## Task requirements
Render every line of the records below as a Markdown table with two columns, Row and Line, numbering the rows and skipping blank lines. Leave the pictures out.

## Recorded data

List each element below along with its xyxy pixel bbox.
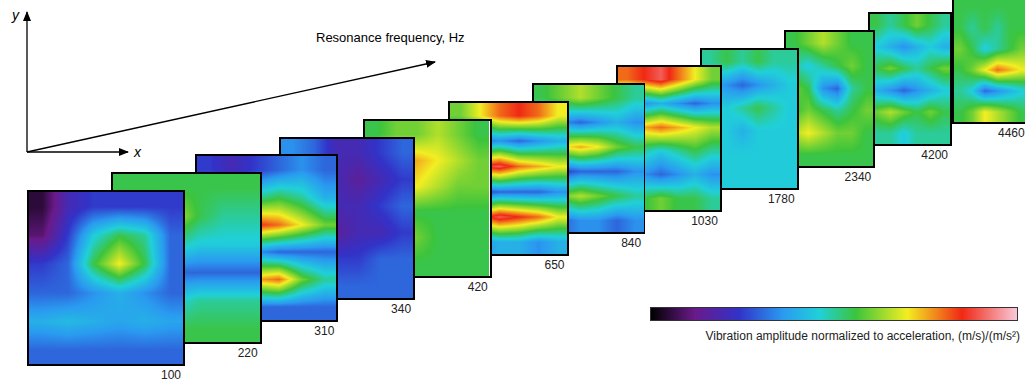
html-text:100: 100 [161, 368, 181, 382]
html-text:310: 310 [314, 324, 335, 338]
html-text:2340: 2340 [844, 170, 872, 184]
svg-text:x: x [133, 144, 142, 160]
html-text:4200: 4200 [921, 148, 948, 162]
html-text:1780: 1780 [767, 192, 795, 206]
html-text:4460: 4460 [998, 126, 1025, 140]
svg-text:Resonance frequency, Hz: Resonance frequency, Hz [316, 30, 465, 45]
html-text:650: 650 [544, 258, 565, 272]
html-text:340: 340 [391, 302, 412, 316]
html-text:220: 220 [237, 346, 258, 360]
html-text:840: 840 [621, 236, 642, 250]
html-text:1030: 1030 [691, 214, 718, 228]
html-text:Vibration amplitude normalized: Vibration amplitude normalized to accele… [705, 329, 1020, 343]
svg-text:y: y [11, 7, 20, 23]
html-text:420: 420 [467, 280, 488, 294]
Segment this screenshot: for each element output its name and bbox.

## Expected output
| Row | Line |
|---|---|
| 1 | List each element below along with its xyxy pixel bbox. |
| 2 | html-text:100: 100 [161, 368, 181, 382] |
| 3 | html-text:310: 310 [314, 324, 335, 338] |
| 4 | html-text:2340: 2340 [844, 170, 872, 184] |
| 5 | svg-text:x: x [133, 144, 142, 160] |
| 6 | html-text:4200: 4200 [921, 148, 948, 162] |
| 7 | html-text:1780: 1780 [767, 192, 795, 206] |
| 8 | html-text:4460: 4460 [998, 126, 1025, 140] |
| 9 | svg-text:Resonance frequency, Hz: Resonance frequency, Hz [316, 30, 465, 45] |
| 10 | html-text:650: 650 [544, 258, 565, 272] |
| 11 | html-text:340: 340 [391, 302, 412, 316] |
| 12 | html-text:220: 220 [237, 346, 258, 360] |
| 13 | html-text:840: 840 [621, 236, 642, 250] |
| 14 | html-text:1030: 1030 [691, 214, 718, 228] |
| 15 | html-text:Vibration amplitude normalized: Vibration amplitude normalized to accele… [705, 329, 1020, 343] |
| 16 | svg-text:y: y [11, 7, 20, 23] |
| 17 | html-text:420: 420 [467, 280, 488, 294] |
| 18 | Segment this screenshot: for each element output its name and bbox. |